===== Text shown =====

Among our study’s limitations are the short follow-up period, which could potentially be important in relation to permanent anastomosis creation; the absence of a histologic evaluation, which could have provided valuable information for exploring premature closure of the anastomosis, regardless of the technique employed; and sample size, which although calculated based on convenience sampling for this study, could be considered “borderline” in statistical terms, but sufficient for being used as a basis for planning a future project with similar aims, incorporating variables, such as longer follow-up and additional modifications to the techniques employed herein. These limitations, although important, do not invalidate our results, which suggest there are multiple factors that intervene in the creation of a permanent GEA.

In conclusion, although the present study did not achieve the clinical aim of creating a permanent GEA with any of the techniques employed, likely due to a complex multifactorial pathophysiology, it was possible to create better-caliber GEAs, compared with the original technique, without a great difference in procedure time and with an adequate safety profile. This opens the door to new and needed endoscopic examinations, with the ultimate goal of creating a minimally invasive therapeutic alternative that is safe, effective, and durable, for the treatment of patients with benign GOO.

===== Listed entries =====

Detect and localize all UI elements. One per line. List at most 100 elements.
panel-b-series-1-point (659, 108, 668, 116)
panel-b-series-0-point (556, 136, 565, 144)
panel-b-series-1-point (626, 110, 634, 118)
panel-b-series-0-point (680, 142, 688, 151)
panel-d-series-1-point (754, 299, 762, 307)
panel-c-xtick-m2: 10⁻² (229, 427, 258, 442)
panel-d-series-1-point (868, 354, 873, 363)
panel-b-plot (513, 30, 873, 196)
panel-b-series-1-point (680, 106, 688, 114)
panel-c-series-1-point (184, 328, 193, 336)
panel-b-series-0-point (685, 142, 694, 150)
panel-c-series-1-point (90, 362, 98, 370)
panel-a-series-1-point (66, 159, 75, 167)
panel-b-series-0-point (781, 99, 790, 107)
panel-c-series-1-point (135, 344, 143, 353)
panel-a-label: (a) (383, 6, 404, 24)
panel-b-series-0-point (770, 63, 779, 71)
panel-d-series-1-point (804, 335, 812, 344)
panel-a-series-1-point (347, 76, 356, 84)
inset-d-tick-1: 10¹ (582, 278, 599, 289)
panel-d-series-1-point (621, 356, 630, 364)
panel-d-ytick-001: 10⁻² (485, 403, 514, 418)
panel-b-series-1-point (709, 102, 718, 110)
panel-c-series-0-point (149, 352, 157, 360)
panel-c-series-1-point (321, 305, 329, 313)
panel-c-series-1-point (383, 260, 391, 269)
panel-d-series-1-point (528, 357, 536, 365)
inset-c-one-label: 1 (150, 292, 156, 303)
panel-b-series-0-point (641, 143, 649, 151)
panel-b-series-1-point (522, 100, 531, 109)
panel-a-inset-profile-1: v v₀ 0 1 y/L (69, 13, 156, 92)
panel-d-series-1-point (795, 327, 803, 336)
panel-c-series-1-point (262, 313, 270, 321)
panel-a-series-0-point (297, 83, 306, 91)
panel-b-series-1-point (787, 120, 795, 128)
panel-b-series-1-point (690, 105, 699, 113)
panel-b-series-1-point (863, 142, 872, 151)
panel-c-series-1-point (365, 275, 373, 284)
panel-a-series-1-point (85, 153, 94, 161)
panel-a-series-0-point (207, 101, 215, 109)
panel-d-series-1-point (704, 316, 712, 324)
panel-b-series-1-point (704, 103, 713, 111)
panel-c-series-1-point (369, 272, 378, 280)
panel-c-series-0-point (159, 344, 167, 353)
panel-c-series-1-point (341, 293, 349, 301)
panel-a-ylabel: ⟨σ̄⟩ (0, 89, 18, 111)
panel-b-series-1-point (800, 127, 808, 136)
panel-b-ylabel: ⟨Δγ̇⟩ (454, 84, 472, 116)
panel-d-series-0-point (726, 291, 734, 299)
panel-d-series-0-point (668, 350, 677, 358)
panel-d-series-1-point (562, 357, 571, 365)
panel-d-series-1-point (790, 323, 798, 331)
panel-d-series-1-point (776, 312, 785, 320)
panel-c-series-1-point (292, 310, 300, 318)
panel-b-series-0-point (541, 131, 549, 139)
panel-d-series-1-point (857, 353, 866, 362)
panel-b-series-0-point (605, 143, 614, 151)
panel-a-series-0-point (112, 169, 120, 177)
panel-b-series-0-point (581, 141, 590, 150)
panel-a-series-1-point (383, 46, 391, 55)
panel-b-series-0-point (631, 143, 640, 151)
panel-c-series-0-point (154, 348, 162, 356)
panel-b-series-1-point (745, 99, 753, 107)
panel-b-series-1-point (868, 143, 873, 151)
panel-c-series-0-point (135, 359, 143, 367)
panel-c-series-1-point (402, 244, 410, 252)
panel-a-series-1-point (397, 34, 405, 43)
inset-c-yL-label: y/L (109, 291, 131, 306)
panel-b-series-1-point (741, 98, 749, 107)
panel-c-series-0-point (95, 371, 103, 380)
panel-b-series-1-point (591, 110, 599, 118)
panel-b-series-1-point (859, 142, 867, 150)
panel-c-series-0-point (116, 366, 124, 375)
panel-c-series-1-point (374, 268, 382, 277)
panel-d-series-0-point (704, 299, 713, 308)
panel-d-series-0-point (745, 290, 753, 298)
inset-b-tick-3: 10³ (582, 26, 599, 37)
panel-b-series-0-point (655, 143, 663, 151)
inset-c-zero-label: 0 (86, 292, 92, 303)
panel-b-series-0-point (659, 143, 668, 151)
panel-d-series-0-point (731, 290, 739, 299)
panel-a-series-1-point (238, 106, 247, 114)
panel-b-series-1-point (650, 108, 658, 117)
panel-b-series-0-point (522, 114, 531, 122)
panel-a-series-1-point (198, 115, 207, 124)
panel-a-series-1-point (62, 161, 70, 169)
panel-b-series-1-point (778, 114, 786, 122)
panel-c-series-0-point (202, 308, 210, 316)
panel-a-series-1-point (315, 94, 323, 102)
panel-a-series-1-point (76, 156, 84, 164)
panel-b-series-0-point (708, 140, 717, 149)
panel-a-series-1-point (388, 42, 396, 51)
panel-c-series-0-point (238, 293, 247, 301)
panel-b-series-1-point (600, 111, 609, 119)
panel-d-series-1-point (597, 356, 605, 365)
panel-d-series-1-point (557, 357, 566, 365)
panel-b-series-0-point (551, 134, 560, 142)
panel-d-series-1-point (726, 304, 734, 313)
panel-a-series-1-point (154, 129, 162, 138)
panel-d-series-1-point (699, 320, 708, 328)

=====

Activity list –
**a)** Please transcribe the anastomosis study passage from "In conclusion, although" to "with benign GOO.".
**b)** Continue the anastomosis study passage from its last sentence.

Solved problems –
**a)**
In conclusion, although the present study did not achieve the clinical aim of creating a permanent GEA with any of the techniques employed, likely due to a complex multifactorial pathophysiology, it was possible to create better-caliber GEAs, compared with the original technique, without a great difference in procedure time and with an adequate safety profile. This opens the door to new and needed endoscopic examinations, with the ultimate goal of creating a minimally invasive therapeutic alternative that is safe, effective, and durable, for the treatment of patients with benign GOO.

**b)**
Ethical considerations

The present protocol was approved by the hospital ethics and research committee, with number R-2023-3601-004. All the procedures carried out on animals complied with the norms for the performance of studies on animal models and in accordance with the NOM-062-ZOO-1999 and NOM-087-ECOL-SSA1-2002 official Mexican norms, as well as the Ecologic Balance and Environmental Protection General Law. The ARRIVE guidelines regarding experimentation on animal models were followed, along with the recommendations given by the EU 2010/63/EU for experimentation on animal models, and the National Institutes of Health Guide for the Care and Use of Laboratory Animals (NIH publications No 8023, revised 1978).

Financial disclosure

No specific grants were received from public sector agencies, the business sector, or non-profit organizations in relation to this study.

Declaration of competing interest

The authors declare that there is no conflict of interest.